**Task to carry out**
Transcribe the records that follow exactly. Skip the pictures.

**Rows**
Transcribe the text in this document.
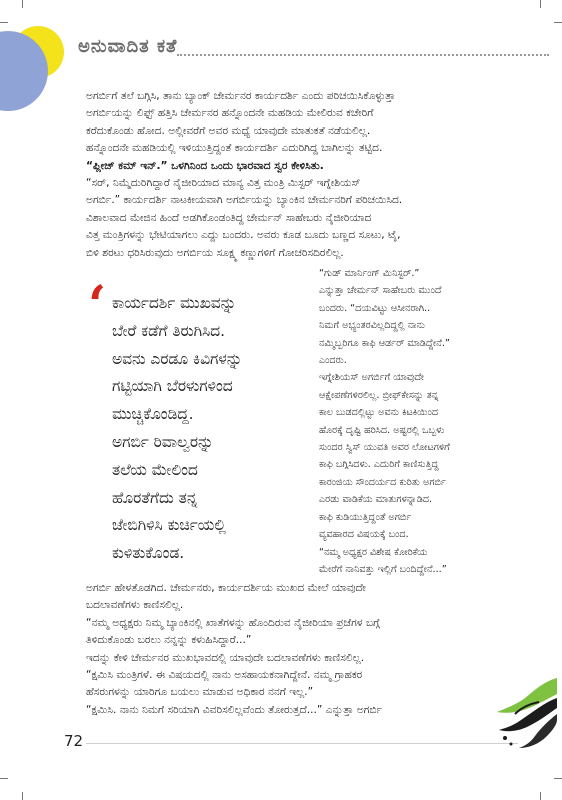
ಅನುವಾದಿತ ಕತೆ
ಅಗರ್ಬಿಗೆ ತಲೆ ಬಗ್ಗಿಸಿ, ತಾನು ಬ್ಯಾಂಕ್ ಚೇರ್ಮನರ ಕಾರ್ಯದರ್ಶಿ ಎಂದು ಪರಿಚಯಿಸಿಕೊಳ್ಳುತ್ತಾ
ಅಗರ್ಬಿಯನ್ನು ಲಿಫ್ಟ್ ಹತ್ತಿಸಿ ಚೇರ್ಮನರ ಹನ್ನೊಂದನೇ ಮಹಡಿಯ ಮೇಲಿರುವ ಕಚೇರಿಗೆ
ಕರೆದುಕೊಂಡು ಹೋದ. ಅಲ್ಲೀವರೆಗೆ ಅವರ ಮಧ್ಯೆ ಯಾವುದೇ ಮಾತುಕತೆ ನಡೆಯಲಿಲ್ಲ.
ಹನ್ನೊಂದನೇ ಮಹಡಿಯಲ್ಲಿ ಇಳಿಯುತ್ತಿದ್ದಂತೆ ಕಾರ್ಯದರ್ಶಿ ಎದುರಿಗಿದ್ದ ಬಾಗಿಲನ್ನು ತಟ್ಟಿದ.
“ಪ್ಲೀಜ್ ಕಮ್ ಇನ್.” ಒಳಗಿನಿಂದ ಒಂದು ಭಾರವಾದ ಸ್ವರ ಕೇಳಿಸಿತು.
“ಸರ್, ನಿಮ್ಮೆದುರಿಗಿದ್ದಾರೆ ನೈಜೀರಿಯಾದ ಮಾನ್ಯ ವಿತ್ತ ಮಂತ್ರಿ ಮಿಸ್ಟರ್ ಇಗ್ನೇಶಿಯಸ್
ಅಗರ್ಬಿ.” ಕಾರ್ಯದರ್ಶಿ ನಾಟಕೀಯವಾಗಿ ಅಗರ್ಬಿಯನ್ನು ಬ್ಯಾಂಕಿನ ಚೇರ್ಮನರಿಗೆ ಪರಿಚಯಿಸಿದ.
ವಿಶಾಲವಾದ ಮೇಜಿನ ಹಿಂದೆ ಅಡಗಿಕೊಂಡಂತಿದ್ದ ಚೇರ್ಮನ್ ಸಾಹೇಬರು ನೈಜೀರಿಯಾದ
ವಿತ್ತ ಮಂತ್ರಿಗಳನ್ನು ಭೇಟಿಯಾಗಲು ಎದ್ದು ಬಂದರು. ಅವರು ಕೂಡ ಬೂದು ಬಣ್ಣದ ಸೂಟು, ಟೈ,
ಬಿಳಿ ಶರಟು ಧರಿಸಿರುವುದು ಅಗರ್ಬಿಯ ಸೂಕ್ಷ್ಮ ಕಣ್ಣುಗಳಿಗೆ ಗೋಚರಿಸದಿರಲಿಲ್ಲ.
‘ ಕಾರ್ಯದರ್ಶಿ ಮುಖವನ್ನು
ಬೇರೆ ಕಡೆಗೆ ತಿರುಗಿಸಿದ.
ಅವನು ಎರಡೂ ಕಿವಿಗಳನ್ನು
ಗಟ್ಟಿಯಾಗಿ ಬೆರಳುಗಳಿಂದ
ಮುಚ್ಚಿಕೊಂಡಿದ್ದ.
ಅಗರ್ಬಿ ರಿವಾಲ್ವರನ್ನು
ತಲೆಯ ಮೇಲಿಂದ
ಹೊರತೆಗೆದು ತನ್ನ
ಜೇಬಿಗಿಳಿಸಿ ಕುರ್ಚಿಯಲ್ಲಿ
ಕುಳಿತುಕೊಂಡ.
“ಗುಡ್ ಮಾರ್ನಿಂಗ್ ಮಿನಿಸ್ಟರ್.”
ಎನ್ನುತ್ತಾ ಚೇರ್ಮನ್ ಸಾಹೇಬರು ಮುಂದೆ
ಬಂದರು. “ದಯವಿಟ್ಟು ಆಸೀನರಾಗಿ..
ನಿಮಗೆ ಅಭ್ಯಂತರವಿಲ್ಲದಿದ್ದಲ್ಲಿ ನಾನು
ನಮ್ಮಿಬ್ಬರಿಗೂ ಕಾಫಿ ಆರ್ಡರ್ ಮಾಡಿದ್ದೇನೆ.”
ಎಂದರು.
ಇಗ್ನೇಶಿಯಸ್ ಅಗರ್ಬಿಗೆ ಯಾವುದೇ
ಆಕ್ಷೇಪಣೆಗಳಿರಲಿಲ್ಲ. ಬ್ರೀಫ್‌ಕೇಸನ್ನು ತನ್ನ
ಕಾಲ ಬುಡದಲ್ಲಿಟ್ಟು ಅವನು ಕಿಟಕಿಯಿಂದ
ಹೊರಕ್ಕೆ ದೃಷ್ಟಿ ಹರಿಸಿದ. ಅಷ್ಟರಲ್ಲಿ ಒಬ್ಬಳು
ಸುಂದರ ಸ್ವಿಸ್ ಯುವತಿ ಅವರ ಲೋಟಗಳಿಗೆ
ಕಾಫಿ ಬಗ್ಗಿಸಿದಳು. ಎದುರಿಗೆ ಕಾಣಿಸುತ್ತಿದ್ದ
ಕಾರಂಜಿಯ ಸೌಂದರ್ಯದ ಕುರಿತು ಅಗರ್ಬಿ
ಎರಡು ವಾಡಿಕೆಯ ಮಾತುಗಳನ್ನಾಡಿದ.
ಕಾಫಿ ಕುಡಿಯುತ್ತಿದ್ದಂತೆ ಅಗರ್ಬಿ
ವ್ಯವಹಾರದ ವಿಷಯಕ್ಕೆ ಬಂದ.
“ನಮ್ಮ ಅಧ್ಯಕ್ಷರ ವಿಶೇಷ ಕೋರಿಕೆಯ
ಮೇರೆಗೆ ನಾನಿವತ್ತು ಇಲ್ಲಿಗೆ ಬಂದಿದ್ದೇನೆ...”
ಅಗರ್ಬಿ ಹೇಳತೊಡಗಿದ. ಚೇರ್ಮನರು, ಕಾರ್ಯದರ್ಶಿಯ ಮುಖದ ಮೇಲೆ ಯಾವುದೇ
ಬದಲಾವಣೆಗಳು ಕಾಣಿಸಲಿಲ್ಲ.
“ನಮ್ಮ ಅಧ್ಯಕ್ಷರು ನಿಮ್ಮ ಬ್ಯಾಂಕಿನಲ್ಲಿ ಖಾತೆಗಳನ್ನು ಹೊಂದಿರುವ ನೈಜೀರಿಯಾ ಪ್ರಜೆಗಳ ಬಗ್ಗೆ
ತಿಳಿದುಕೊಂಡು ಬರಲು ನನ್ನನ್ನು ಕಳುಹಿಸಿದ್ದಾರೆ...”
ಇದನ್ನು ಕೇಳಿ ಚೇರ್ಮನರ ಮುಖಭಾವದಲ್ಲಿ ಯಾವುದೇ ಬದಲಾವಣೆಗಳು ಕಾಣಿಸಲಿಲ್ಲ.
“ಕ್ಷಮಿಸಿ ಮಂತ್ರಿಗಳೆ. ಈ ವಿಷಯದಲ್ಲಿ ನಾನು ಅಸಹಾಯಕನಾಗಿದ್ದೇನೆ. ನಮ್ಮ ಗ್ರಾಹಕರ
ಹೆಸರುಗಳನ್ನು ಯಾರಿಗೂ ಬಯಲು ಮಾಡುವ ಅಧಿಕಾರ ನನಗೆ ಇಲ್ಲ.”
“ಕ್ಷಮಿಸಿ. ನಾನು ನಿಮಗೆ ಸರಿಯಾಗಿ ವಿವರಿಸಲಿಲ್ಲವೆಂದು ತೋರುತ್ತದೆ...” ಎನ್ನುತ್ತಾ ಅಗರ್ಬಿ
72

**Response**
Transcribe the text in this document.
ಅನುವಾದಿತ ಕತೆ
ಅಗರ್ಬಿಗೆ ತಲೆ ಬಗ್ಗಿಸಿ, ತಾನು ಬ್ಯಾಂಕ್ ಚೇರ್ಮನರ ಕಾರ್ಯದರ್ಶಿ ಎಂದು ಪರಿಚಯಿಸಿಕೊಳ್ಳುತ್ತಾ
ಅಗರ್ಬಿಯನ್ನು ಲಿಫ್ಟ್ ಹತ್ತಿಸಿ ಚೇರ್ಮನರ ಹನ್ನೊಂದನೇ ಮಹಡಿಯ ಮೇಲಿರುವ ಕಚೇರಿಗೆ
ಕರೆದುಕೊಂಡು ಹೋದ. ಅಲ್ಲೀವರೆಗೆ ಅವರ ಮಧ್ಯೆ ಯಾವುದೇ ಮಾತುಕತೆ ನಡೆಯಲಿಲ್ಲ.
ಹನ್ನೊಂದನೇ ಮಹಡಿಯಲ್ಲಿ ಇಳಿಯುತ್ತಿದ್ದಂತೆ ಕಾರ್ಯದರ್ಶಿ ಎದುರಿಗಿದ್ದ ಬಾಗಿಲನ್ನು ತಟ್ಟಿದ.
“ಪ್ಲೀಜ್ ಕಮ್ ಇನ್.” ಒಳಗಿನಿಂದ ಒಂದು ಭಾರವಾದ ಸ್ವರ ಕೇಳಿಸಿತು.
“ಸರ್, ನಿಮ್ಮೆದುರಿಗಿದ್ದಾರೆ ನೈಜೀರಿಯಾದ ಮಾನ್ಯ ವಿತ್ತ ಮಂತ್ರಿ ಮಿಸ್ಟರ್ ಇಗ್ನೇಶಿಯಸ್
ಅಗರ್ಬಿ.” ಕಾರ್ಯದರ್ಶಿ ನಾಟಕೀಯವಾಗಿ ಅಗರ್ಬಿಯನ್ನು ಬ್ಯಾಂಕಿನ ಚೇರ್ಮನರಿಗೆ ಪರಿಚಯಿಸಿದ.
ವಿಶಾಲವಾದ ಮೇಜಿನ ಹಿಂದೆ ಅಡಗಿಕೊಂಡಂತಿದ್ದ ಚೇರ್ಮನ್ ಸಾಹೇಬರು ನೈಜೀರಿಯಾದ
ವಿತ್ತ ಮಂತ್ರಿಗಳನ್ನು ಭೇಟಿಯಾಗಲು ಎದ್ದು ಬಂದರು. ಅವರು ಕೂಡ ಬೂದು ಬಣ್ಣದ ಸೂಟು, ಟೈ,
ಬಿಳಿ ಶರಟು ಧರಿಸಿರುವುದು ಅಗರ್ಬಿಯ ಸೂಕ್ಷ್ಮ ಕಣ್ಣುಗಳಿಗೆ ಗೋಚರಿಸದಿರಲಿಲ್ಲ.
‘ ಕಾರ್ಯದರ್ಶಿ ಮುಖವನ್ನು
ಬೇರೆ ಕಡೆಗೆ ತಿರುಗಿಸಿದ.
ಅವನು ಎರಡೂ ಕಿವಿಗಳನ್ನು
ಗಟ್ಟಿಯಾಗಿ ಬೆರಳುಗಳಿಂದ
ಮುಚ್ಚಿಕೊಂಡಿದ್ದ.
ಅಗರ್ಬಿ ರಿವಾಲ್ವರನ್ನು
ತಲೆಯ ಮೇಲಿಂದ
ಹೊರತೆಗೆದು ತನ್ನ
ಜೇಬಿಗಿಳಿಸಿ ಕುರ್ಚಿಯಲ್ಲಿ
ಕುಳಿತುಕೊಂಡ.
“ಗುಡ್ ಮಾರ್ನಿಂಗ್ ಮಿನಿಸ್ಟರ್.”
ಎನ್ನುತ್ತಾ ಚೇರ್ಮನ್ ಸಾಹೇಬರು ಮುಂದೆ
ಬಂದರು. “ದಯವಿಟ್ಟು ಆಸೀನರಾಗಿ..
ನಿಮಗೆ ಅಭ್ಯಂತರವಿಲ್ಲದಿದ್ದಲ್ಲಿ ನಾನು
ನಮ್ಮಿಬ್ಬರಿಗೂ ಕಾಫಿ ಆರ್ಡರ್ ಮಾಡಿದ್ದೇನೆ.”
ಎಂದರು.
ಇಗ್ನೇಶಿಯಸ್ ಅಗರ್ಬಿಗೆ ಯಾವುದೇ
ಆಕ್ಷೇಪಣೆಗಳಿರಲಿಲ್ಲ. ಬ್ರೀಫ್‌ಕೇಸನ್ನು ತನ್ನ
ಕಾಲ ಬುಡದಲ್ಲಿಟ್ಟು ಅವನು ಕಿಟಕಿಯಿಂದ
ಹೊರಕ್ಕೆ ದೃಷ್ಟಿ ಹರಿಸಿದ. ಅಷ್ಟರಲ್ಲಿ ಒಬ್ಬಳು
ಸುಂದರ ಸ್ವಿಸ್ ಯುವತಿ ಅವರ ಲೋಟಗಳಿಗೆ
ಕಾಫಿ ಬಗ್ಗಿಸಿದಳು. ಎದುರಿಗೆ ಕಾಣಿಸುತ್ತಿದ್ದ
ಕಾರಂಜಿಯ ಸೌಂದರ್ಯದ ಕುರಿತು ಅಗರ್ಬಿ
ಎರಡು ವಾಡಿಕೆಯ ಮಾತುಗಳನ್ನಾಡಿದ.
ಕಾಫಿ ಕುಡಿಯುತ್ತಿದ್ದಂತೆ ಅಗರ್ಬಿ
ವ್ಯವಹಾರದ ವಿಷಯಕ್ಕೆ ಬಂದ.
“ನಮ್ಮ ಅಧ್ಯಕ್ಷರ ವಿಶೇಷ ಕೋರಿಕೆಯ
ಮೇರೆಗೆ ನಾನಿವತ್ತು ಇಲ್ಲಿಗೆ ಬಂದಿದ್ದೇನೆ...”
ಅಗರ್ಬಿ ಹೇಳತೊಡಗಿದ. ಚೇರ್ಮನರು, ಕಾರ್ಯದರ್ಶಿಯ ಮುಖದ ಮೇಲೆ ಯಾವುದೇ
ಬದಲಾವಣೆಗಳು ಕಾಣಿಸಲಿಲ್ಲ.
“ನಮ್ಮ ಅಧ್ಯಕ್ಷರು ನಿಮ್ಮ ಬ್ಯಾಂಕಿನಲ್ಲಿ ಖಾತೆಗಳನ್ನು ಹೊಂದಿರುವ ನೈಜೀರಿಯಾ ಪ್ರಜೆಗಳ ಬಗ್ಗೆ
ತಿಳಿದುಕೊಂಡು ಬರಲು ನನ್ನನ್ನು ಕಳುಹಿಸಿದ್ದಾರೆ...”
ಇದನ್ನು ಕೇಳಿ ಚೇರ್ಮನರ ಮುಖಭಾವದಲ್ಲಿ ಯಾವುದೇ ಬದಲಾವಣೆಗಳು ಕಾಣಿಸಲಿಲ್ಲ.
“ಕ್ಷಮಿಸಿ ಮಂತ್ರಿಗಳೆ. ಈ ವಿಷಯದಲ್ಲಿ ನಾನು ಅಸಹಾಯಕನಾಗಿದ್ದೇನೆ. ನಮ್ಮ ಗ್ರಾಹಕರ
ಹೆಸರುಗಳನ್ನು ಯಾರಿಗೂ ಬಯಲು ಮಾಡುವ ಅಧಿಕಾರ ನನಗೆ ಇಲ್ಲ.”
“ಕ್ಷಮಿಸಿ. ನಾನು ನಿಮಗೆ ಸರಿಯಾಗಿ ವಿವರಿಸಲಿಲ್ಲವೆಂದು ತೋರುತ್ತದೆ...” ಎನ್ನುತ್ತಾ ಅಗರ್ಬಿ
72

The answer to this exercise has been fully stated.